*What you are asked to do*:
Transcribe all the entries word for word, but omit the images.

*Raw records*:
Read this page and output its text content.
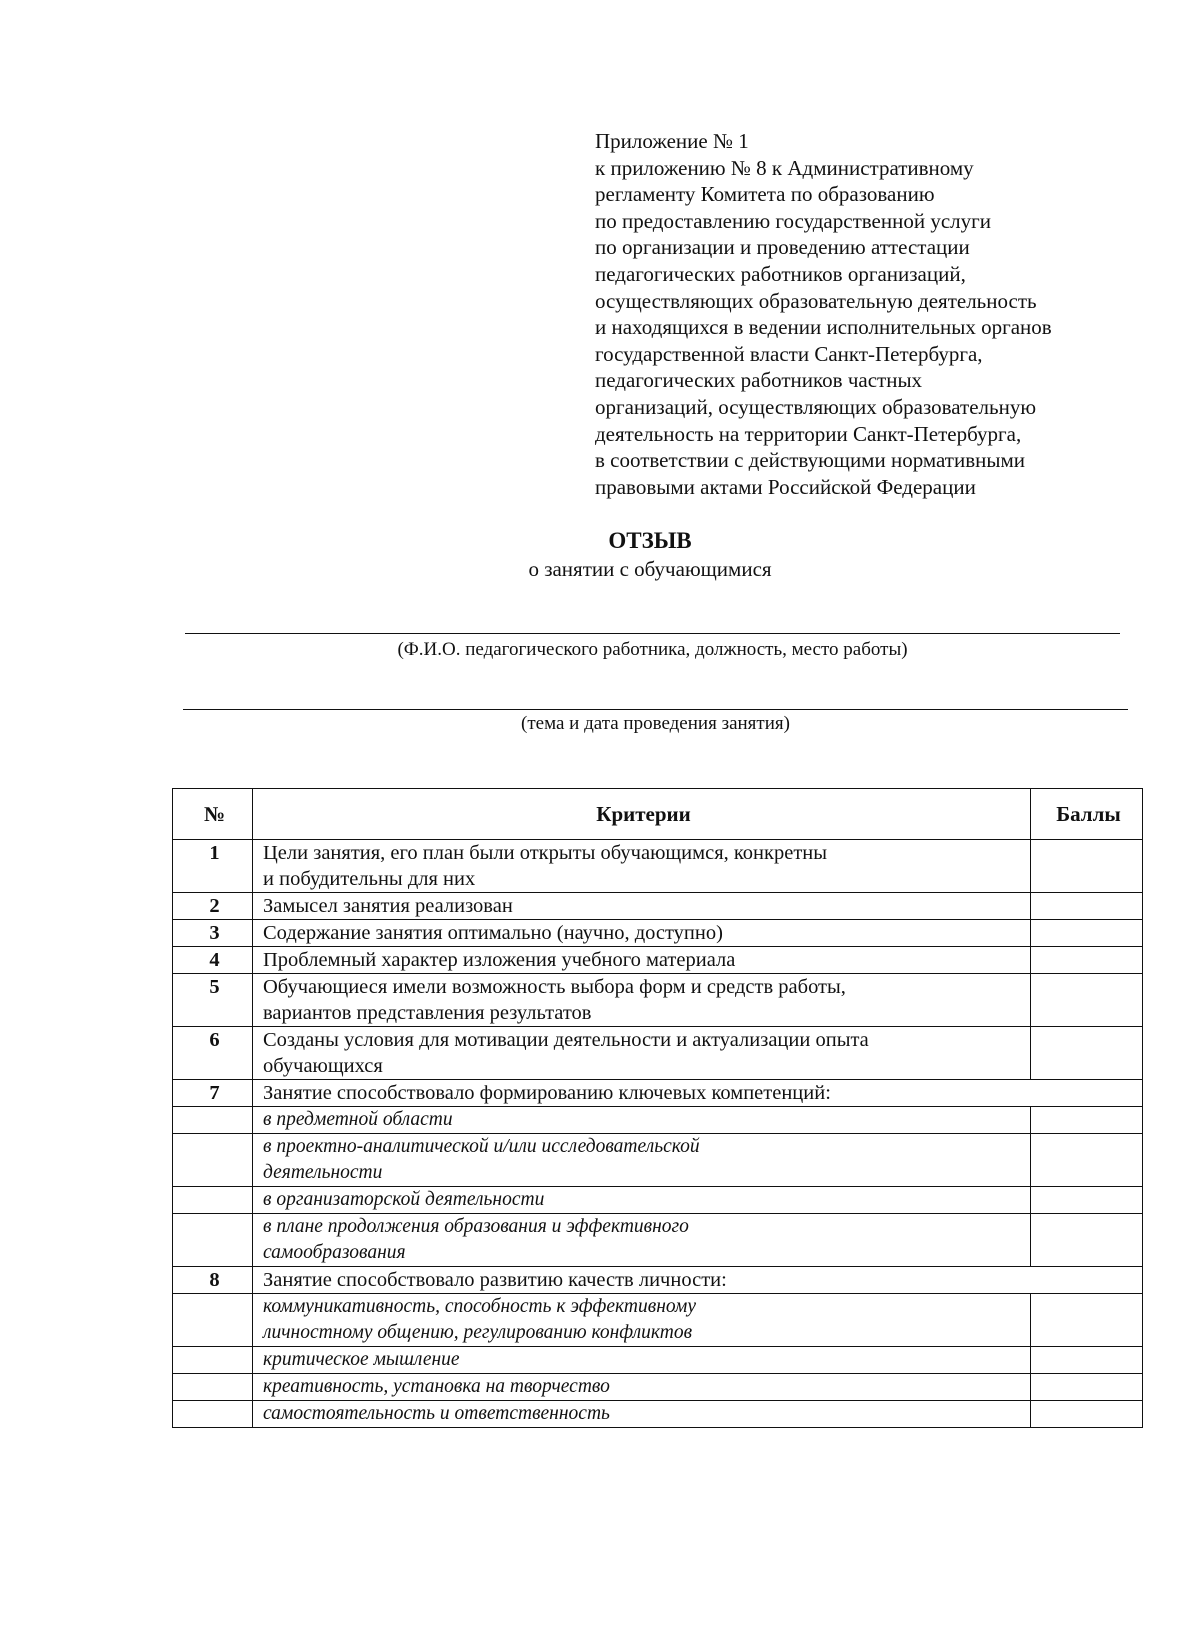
Приложение № 1
к приложению № 8 к Административному
регламенту Комитета по образованию
по предоставлению государственной услуги
по организации и проведению аттестации
педагогических работников организаций,
осуществляющих образовательную деятельность
и находящихся в ведении исполнительных органов
государственной власти Санкт-Петербурга,
педагогических работников частных
организаций, осуществляющих образовательную
деятельность на территории Санкт-Петербурга,
в соответствии с действующими нормативными
правовыми актами Российской Федерации
ОТЗЫВ
о занятии с обучающимися
(Ф.И.О. педагогического работника, должность, место работы)
(тема и дата проведения занятия)
№	Критерии	Баллы
1	Цели занятия, его план были открыты обучающимся, конкретны
и побудительны для них	

2	Замысел занятия реализован	

3	Содержание занятия оптимально (научно, доступно)	

4	Проблемный характер изложения учебного материала	

5	Обучающиеся имели возможность выбора форм и средств работы,
вариантов представления результатов	

6	Созданы условия для мотивации деятельности и актуализации опыта
обучающихся	

7	Занятие способствовало формированию ключевых компетенций:	

	в предметной области	

	в проектно-аналитической и/или исследовательской
деятельности	

	в организаторской деятельности	

	в плане продолжения образования и эффективного
самообразования	

8	Занятие способствовало развитию качеств личности:	

	коммуникативность, способность к эффективному
личностному общению, регулированию конфликтов	

	критическое мышление	

	креативность, установка на творчество	

	самостоятельность и ответственность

*Written response*:
Read this page and output its text content.
Приложение № 1
к приложению № 8 к Административному
регламенту Комитета по образованию
по предоставлению государственной услуги
по организации и проведению аттестации
педагогических работников организаций,
осуществляющих образовательную деятельность
и находящихся в ведении исполнительных органов
государственной власти Санкт-Петербурга,
педагогических работников частных
организаций, осуществляющих образовательную
деятельность на территории Санкт-Петербурга,
в соответствии с действующими нормативными
правовыми актами Российской Федерации
ОТЗЫВ
о занятии с обучающимися
(Ф.И.О. педагогического работника, должность, место работы)
(тема и дата проведения занятия)
№	Критерии	Баллы
1	Цели занятия, его план были открыты обучающимся, конкретны
и побудительны для них	

2	Замысел занятия реализован	

3	Содержание занятия оптимально (научно, доступно)	

4	Проблемный характер изложения учебного материала	

5	Обучающиеся имели возможность выбора форм и средств работы,
вариантов представления результатов	

6	Созданы условия для мотивации деятельности и актуализации опыта
обучающихся	

7	Занятие способствовало формированию ключевых компетенций:	

	в предметной области	

	в проектно-аналитической и/или исследовательской
деятельности	

	в организаторской деятельности	

	в плане продолжения образования и эффективного
самообразования	

8	Занятие способствовало развитию качеств личности:	

	коммуникативность, способность к эффективному
личностному общению, регулированию конфликтов	

	критическое мышление	

	креативность, установка на творчество	

	самостоятельность и ответственность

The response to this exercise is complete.